═════ The input

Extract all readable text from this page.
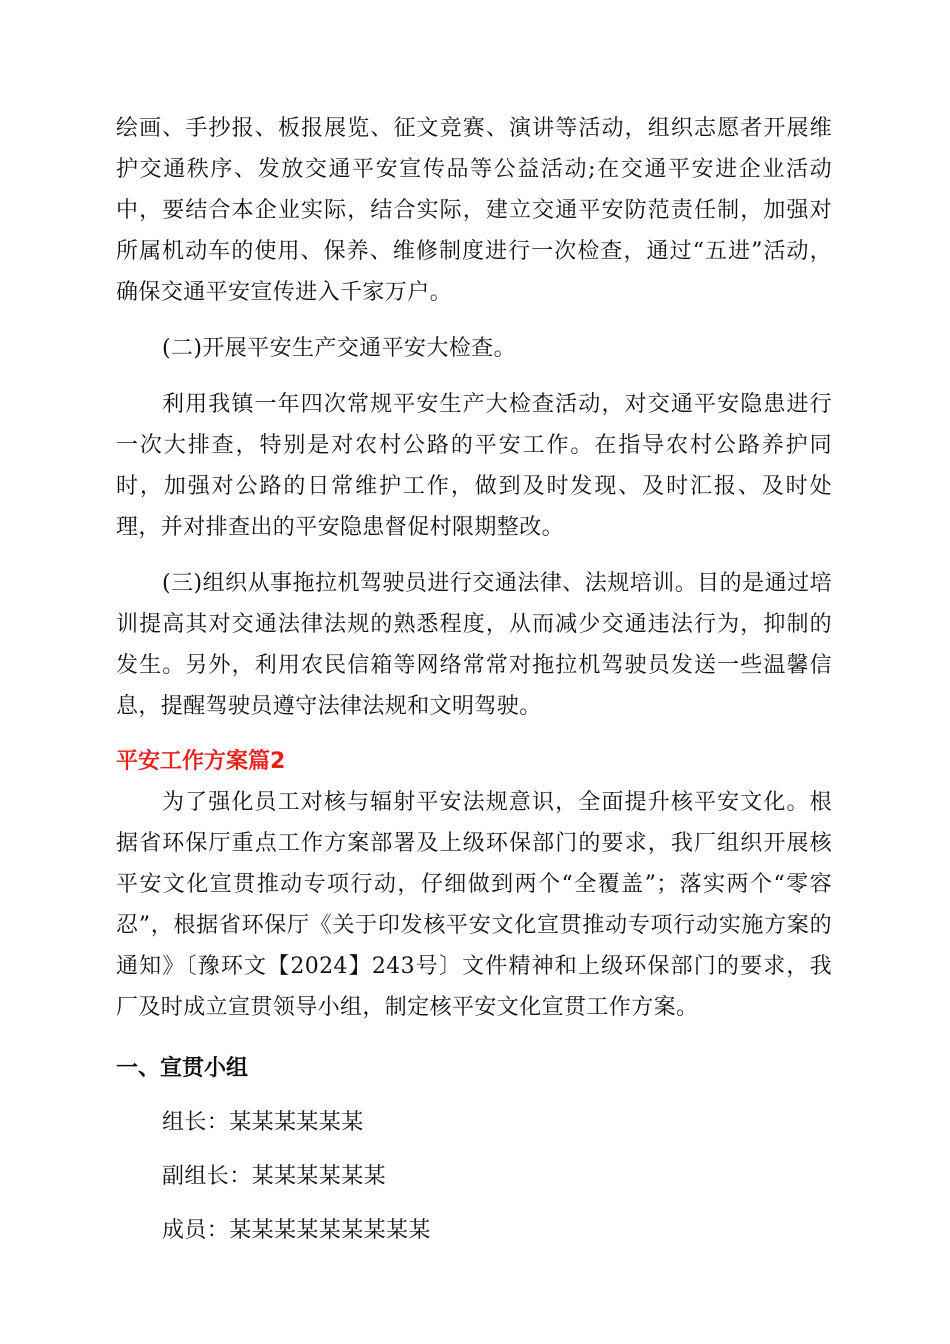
绘画、手抄报、板报展览、征文竞赛、演讲等活动，组织志愿者开展维护交通秩序、发放交通平安宣传品等公益活动;在交通平安进企业活动中，要结合本企业实际，结合实际，建立交通平安防范责任制，加强对所属机动车的使用、保养、维修制度进行一次检查，通过“五进”活动，确保交通平安宣传进入千家万户。

(二)开展平安生产交通平安大检查。

利用我镇一年四次常规平安生产大检查活动，对交通平安隐患进行一次大排查，特别是对农村公路的平安工作。在指导农村公路养护同时，加强对公路的日常维护工作，做到及时发现、及时汇报、及时处理，并对排查出的平安隐患督促村限期整改。

(三)组织从事拖拉机驾驶员进行交通法律、法规培训。目的是通过培训提高其对交通法律法规的熟悉程度，从而减少交通违法行为，抑制的发生。另外，利用农民信箱等网络常常对拖拉机驾驶员发送一些温馨信息，提醒驾驶员遵守法律法规和文明驾驶。

平安工作方案篇2

为了强化员工对核与辐射平安法规意识，全面提升核平安文化。根据省环保厅重点工作方案部署及上级环保部门的要求，我厂组织开展核平安文化宣贯推动专项行动，仔细做到两个“全覆盖”；落实两个“零容忍”，根据省环保厅《关于印发核平安文化宣贯推动专项行动实施方案的通知》〔豫环文【2024】243号〕文件精神和上级环保部门的要求，我厂及时成立宣贯领导小组，制定核平安文化宣贯工作方案。

一、宣贯小组

组长：某某某某某某

副组长：某某某某某某

成员：某某某某某某某某某
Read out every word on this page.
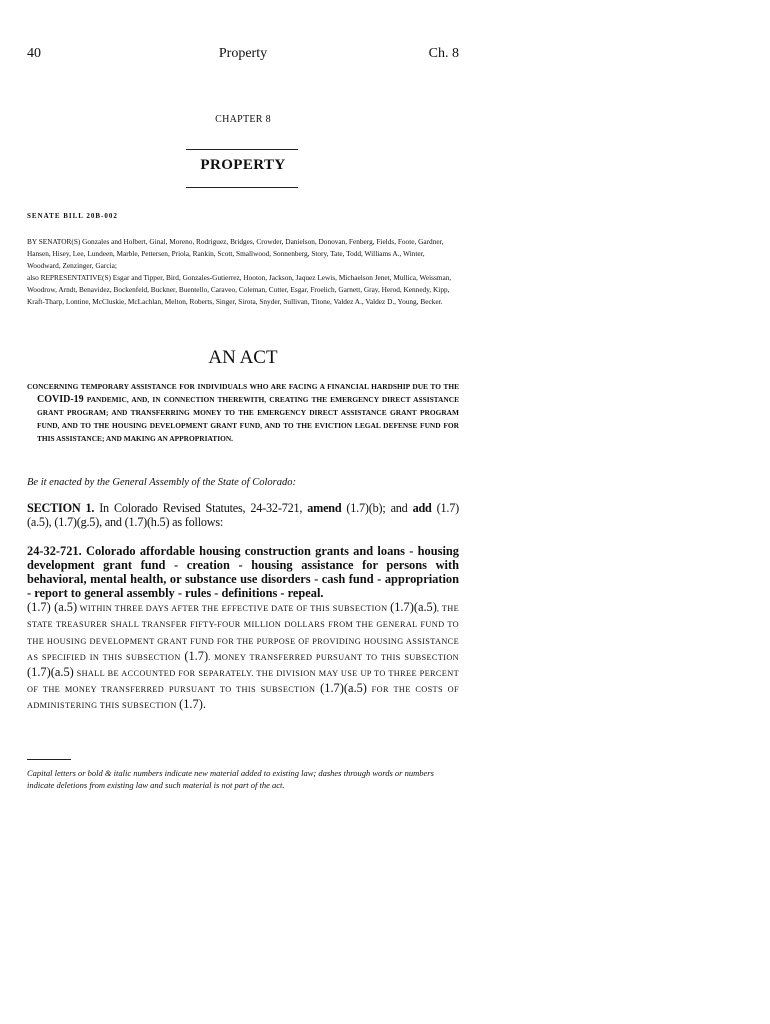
40	Property	Ch. 8
CHAPTER 8
PROPERTY
SENATE BILL 20B-002

BY SENATOR(S) Gonzales and Holbert, Ginal, Moreno, Rodriguez, Bridges, Crowder, Danielson, Donovan, Fenberg, Fields, Foote, Gardner, Hansen, Hisey, Lee, Lundeen, Marble, Pettersen, Priola, Rankin, Scott, Smallwood, Sonnenberg, Story, Tate, Todd, Williams A., Winter, Woodward, Zenzinger, Garcia;

also REPRESENTATIVE(S) Esgar and Tipper, Bird, Gonzales-Gutierrez, Hooton, Jackson, Jaquez Lewis, Michaelson Jenet, Mullica, Weissman, Woodrow, Arndt, Benavidez, Bockenfeld, Buckner, Buentello, Caraveo, Coleman, Cutter, Esgar, Froelich, Garnett, Gray, Herod, Kennedy, Kipp, Kraft-Tharp, Lontine, McCluskie, McLachlan, Melton, Roberts, Singer, Sirota, Snyder, Sullivan, Titone, Valdez A., Valdez D., Young, Becker.

AN ACT
CONCERNING TEMPORARY ASSISTANCE FOR INDIVIDUALS WHO ARE FACING A FINANCIAL HARDSHIP DUE TO THE COVID-19 PANDEMIC, AND, IN CONNECTION THEREWITH, CREATING THE EMERGENCY DIRECT ASSISTANCE GRANT PROGRAM; AND TRANSFERRING MONEY TO THE EMERGENCY DIRECT ASSISTANCE GRANT PROGRAM FUND, AND TO THE HOUSING DEVELOPMENT GRANT FUND, AND TO THE EVICTION LEGAL DEFENSE FUND FOR THIS ASSISTANCE; AND MAKING AN APPROPRIATION.
Be it enacted by the General Assembly of the State of Colorado:
SECTION 1. In Colorado Revised Statutes, 24-32-721, amend (1.7)(b); and add (1.7)(a.5), (1.7)(g.5), and (1.7)(h.5) as follows:
24-32-721. Colorado affordable housing construction grants and loans - housing development grant fund - creation - housing assistance for persons with behavioral, mental health, or substance use disorders - cash fund - appropriation - report to general assembly - rules - definitions - repeal.
(1.7) (a.5) WITHIN THREE DAYS AFTER THE EFFECTIVE DATE OF THIS SUBSECTION (1.7)(a.5), THE STATE TREASURER SHALL TRANSFER FIFTY-FOUR MILLION DOLLARS FROM THE GENERAL FUND TO THE HOUSING DEVELOPMENT GRANT FUND FOR THE PURPOSE OF PROVIDING HOUSING ASSISTANCE AS SPECIFIED IN THIS SUBSECTION (1.7). MONEY TRANSFERRED PURSUANT TO THIS SUBSECTION (1.7)(a.5) SHALL BE ACCOUNTED FOR SEPARATELY. THE DIVISION MAY USE UP TO THREE PERCENT OF THE MONEY TRANSFERRED PURSUANT TO THIS SUBSECTION (1.7)(a.5) FOR THE COSTS OF ADMINISTERING THIS SUBSECTION (1.7).
Capital letters or bold & italic numbers indicate new material added to existing law; dashes through words or numbers indicate deletions from existing law and such material is not part of the act.
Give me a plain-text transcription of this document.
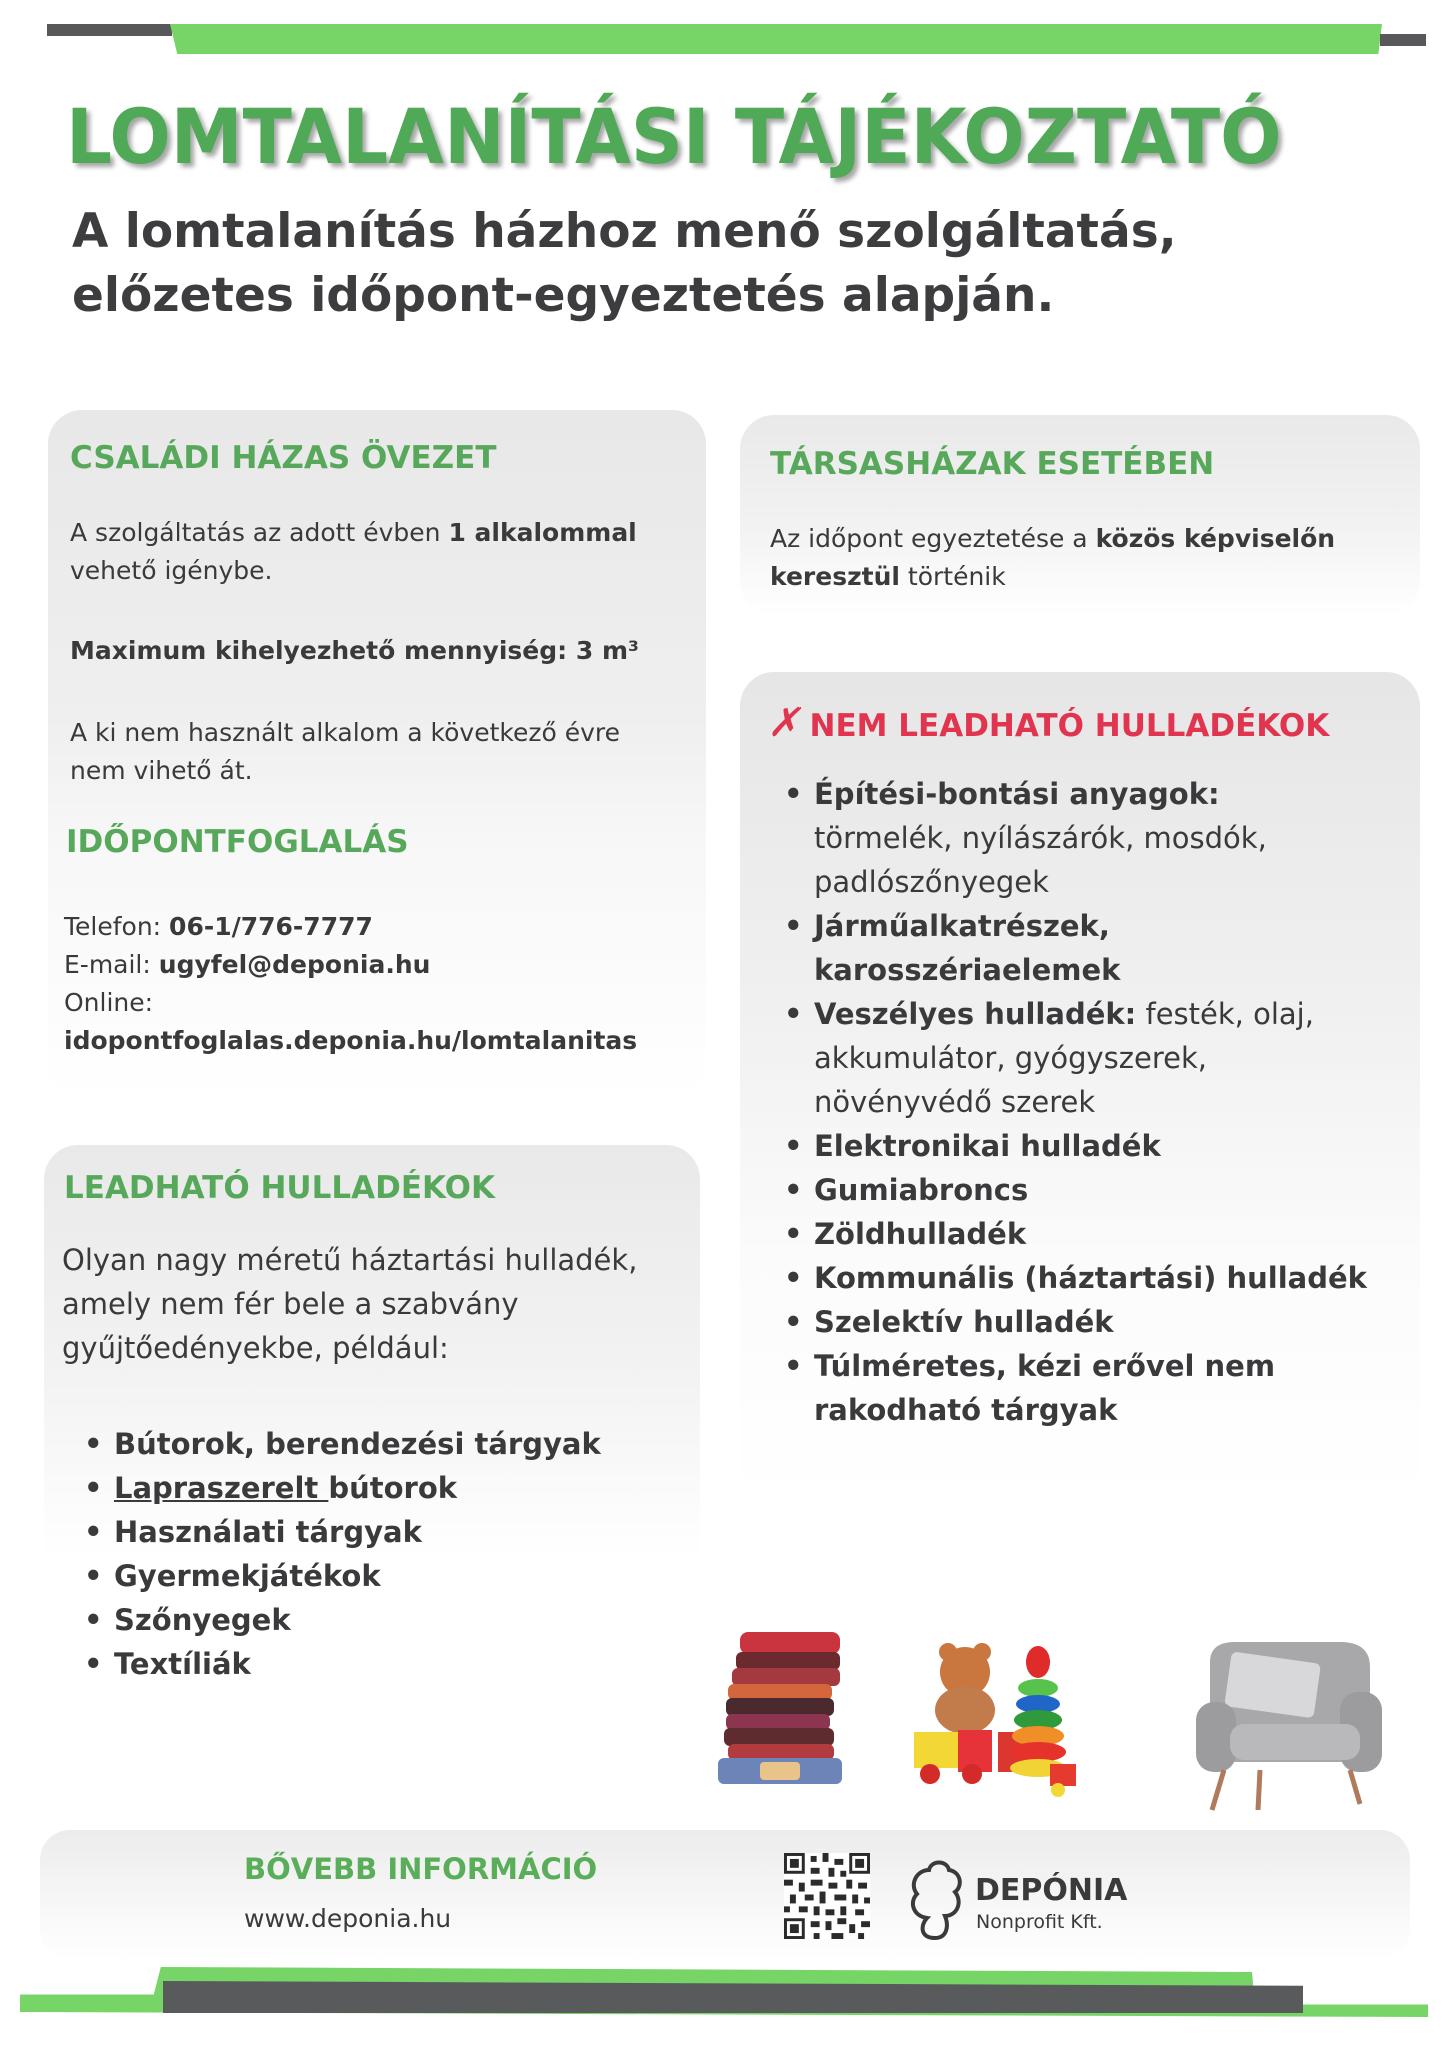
LOMTALANÍTÁSI TÁJÉKOZTATÓ
A lomtalanítás házhoz menő szolgáltatás,
előzetes időpont-egyeztetés alapján.
CSALÁDI HÁZAS ÖVEZET
A szolgáltatás az adott évben 1 alkalommal
vehető igénybe.
Maximum kihelyezhető mennyiség: 3 m³
A ki nem használt alkalom a következő évre nem vihető át.
IDŐPONTFOGLALÁS
Telefon: 06-1/776-7777
E-mail: ugyfel@deponia.hu
Online:
idopontfoglalas.deponia.hu/lomtalanitas
TÁRSASHÁZAK ESETÉBEN
Az időpont egyeztetése a közös képviselőn
keresztül történik
✗NEM LEADHATÓ HULLADÉKOK
• Építési-bontási anyagok:
törmelék, nyílászárók, mosdók, padlószőnyegek
• Járműalkatrészek, karosszériaelemek
• Veszélyes hulladék: festék, olaj, akkumulátor, gyógyszerek, növényvédő szerek
• Elektronikai hulladék
• Gumiabroncs
• Zöldhulladék
• Kommunális (háztartási) hulladék
• Szelektív hulladék
• Túlméretes, kézi erővel nem rakodható tárgyak
LEADHATÓ HULLADÉKOK
Olyan nagy méretű háztartási hulladék, amely nem fér bele a szabvány gyűjtőedényekbe, például:
• Bútorok, berendezési tárgyak
• Lapraszerelt bútorok
• Használati tárgyak
• Gyermekjátékok
• Szőnyegek
• Textíliák
BŐVEBB INFORMÁCIÓ
www.deponia.hu
DEPÓNIA
Nonprofit Kft.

══════════

● **Directive**
Leave out the pictures and retype every line above exactly.

● **Output for this exercise**
Extract all readable text from this page.
绘画、手抄报、板报展览、征文竞赛、演讲等活动，组织志愿者开展维护交通秩序、发放交通平安宣传品等公益活动;在交通平安进企业活动中，要结合本企业实际，结合实际，建立交通平安防范责任制，加强对所属机动车的使用、保养、维修制度进行一次检查，通过“五进”活动，确保交通平安宣传进入千家万户。

(二)开展平安生产交通平安大检查。

利用我镇一年四次常规平安生产大检查活动，对交通平安隐患进行一次大排查，特别是对农村公路的平安工作。在指导农村公路养护同时，加强对公路的日常维护工作，做到及时发现、及时汇报、及时处理，并对排查出的平安隐患督促村限期整改。

(三)组织从事拖拉机驾驶员进行交通法律、法规培训。目的是通过培训提高其对交通法律法规的熟悉程度，从而减少交通违法行为，抑制的发生。另外，利用农民信箱等网络常常对拖拉机驾驶员发送一些温馨信息，提醒驾驶员遵守法律法规和文明驾驶。

平安工作方案篇2

为了强化员工对核与辐射平安法规意识，全面提升核平安文化。根据省环保厅重点工作方案部署及上级环保部门的要求，我厂组织开展核平安文化宣贯推动专项行动，仔细做到两个“全覆盖”；落实两个“零容忍”，根据省环保厅《关于印发核平安文化宣贯推动专项行动实施方案的通知》〔豫环文【2024】243号〕文件精神和上级环保部门的要求，我厂及时成立宣贯领导小组，制定核平安文化宣贯工作方案。

一、宣贯小组

组长：某某某某某某

副组长：某某某某某某

成员：某某某某某某某某某
Read out every word on this page.
40	Property	Ch. 8
CHAPTER 8
PROPERTY
SENATE BILL 20B-002

BY SENATOR(S) Gonzales and Holbert, Ginal, Moreno, Rodriguez, Bridges, Crowder, Danielson, Donovan, Fenberg, Fields, Foote, Gardner, Hansen, Hisey, Lee, Lundeen, Marble, Pettersen, Priola, Rankin, Scott, Smallwood, Sonnenberg, Story, Tate, Todd, Williams A., Winter, Woodward, Zenzinger, Garcia;

also REPRESENTATIVE(S) Esgar and Tipper, Bird, Gonzales-Gutierrez, Hooton, Jackson, Jaquez Lewis, Michaelson Jenet, Mullica, Weissman, Woodrow, Arndt, Benavidez, Bockenfeld, Buckner, Buentello, Caraveo, Coleman, Cutter, Esgar, Froelich, Garnett, Gray, Herod, Kennedy, Kipp, Kraft-Tharp, Lontine, McCluskie, McLachlan, Melton, Roberts, Singer, Sirota, Snyder, Sullivan, Titone, Valdez A., Valdez D., Young, Becker.

AN ACT
CONCERNING TEMPORARY ASSISTANCE FOR INDIVIDUALS WHO ARE FACING A FINANCIAL HARDSHIP DUE TO THE COVID-19 PANDEMIC, AND, IN CONNECTION THEREWITH, CREATING THE EMERGENCY DIRECT ASSISTANCE GRANT PROGRAM; AND TRANSFERRING MONEY TO THE EMERGENCY DIRECT ASSISTANCE GRANT PROGRAM FUND, AND TO THE HOUSING DEVELOPMENT GRANT FUND, AND TO THE EVICTION LEGAL DEFENSE FUND FOR THIS ASSISTANCE; AND MAKING AN APPROPRIATION.
Be it enacted by the General Assembly of the State of Colorado:
SECTION 1. In Colorado Revised Statutes, 24-32-721, amend (1.7)(b); and add (1.7)(a.5), (1.7)(g.5), and (1.7)(h.5) as follows:
24-32-721. Colorado affordable housing construction grants and loans - housing development grant fund - creation - housing assistance for persons with behavioral, mental health, or substance use disorders - cash fund - appropriation - report to general assembly - rules - definitions - repeal.
(1.7) (a.5) WITHIN THREE DAYS AFTER THE EFFECTIVE DATE OF THIS SUBSECTION (1.7)(a.5), THE STATE TREASURER SHALL TRANSFER FIFTY-FOUR MILLION DOLLARS FROM THE GENERAL FUND TO THE HOUSING DEVELOPMENT GRANT FUND FOR THE PURPOSE OF PROVIDING HOUSING ASSISTANCE AS SPECIFIED IN THIS SUBSECTION (1.7). MONEY TRANSFERRED PURSUANT TO THIS SUBSECTION (1.7)(a.5) SHALL BE ACCOUNTED FOR SEPARATELY. THE DIVISION MAY USE UP TO THREE PERCENT OF THE MONEY TRANSFERRED PURSUANT TO THIS SUBSECTION (1.7)(a.5) FOR THE COSTS OF ADMINISTERING THIS SUBSECTION (1.7).
Capital letters or bold & italic numbers indicate new material added to existing law; dashes through words or numbers indicate deletions from existing law and such material is not part of the act.
Give me a plain-text transcription of this document.
LOMTALANÍTÁSI TÁJÉKOZTATÓ
A lomtalanítás házhoz menő szolgáltatás,
előzetes időpont-egyeztetés alapján.
CSALÁDI HÁZAS ÖVEZET
A szolgáltatás az adott évben 1 alkalommal
vehető igénybe.
Maximum kihelyezhető mennyiség: 3 m³
A ki nem használt alkalom a következő évre nem vihető át.
IDŐPONTFOGLALÁS
Telefon: 06-1/776-7777
E-mail: ugyfel@deponia.hu
Online:
idopontfoglalas.deponia.hu/lomtalanitas
TÁRSASHÁZAK ESETÉBEN
Az időpont egyeztetése a közös képviselőn
keresztül történik
✗NEM LEADHATÓ HULLADÉKOK
• Építési-bontási anyagok:
törmelék, nyílászárók, mosdók, padlószőnyegek
• Járműalkatrészek, karosszériaelemek
• Veszélyes hulladék: festék, olaj, akkumulátor, gyógyszerek, növényvédő szerek
• Elektronikai hulladék
• Gumiabroncs
• Zöldhulladék
• Kommunális (háztartási) hulladék
• Szelektív hulladék
• Túlméretes, kézi erővel nem rakodható tárgyak
LEADHATÓ HULLADÉKOK
Olyan nagy méretű háztartási hulladék, amely nem fér bele a szabvány gyűjtőedényekbe, például:
• Bútorok, berendezési tárgyak
• Lapraszerelt bútorok
• Használati tárgyak
• Gyermekjátékok
• Szőnyegek
• Textíliák
BŐVEBB INFORMÁCIÓ
www.deponia.hu
DEPÓNIA
Nonprofit Kft.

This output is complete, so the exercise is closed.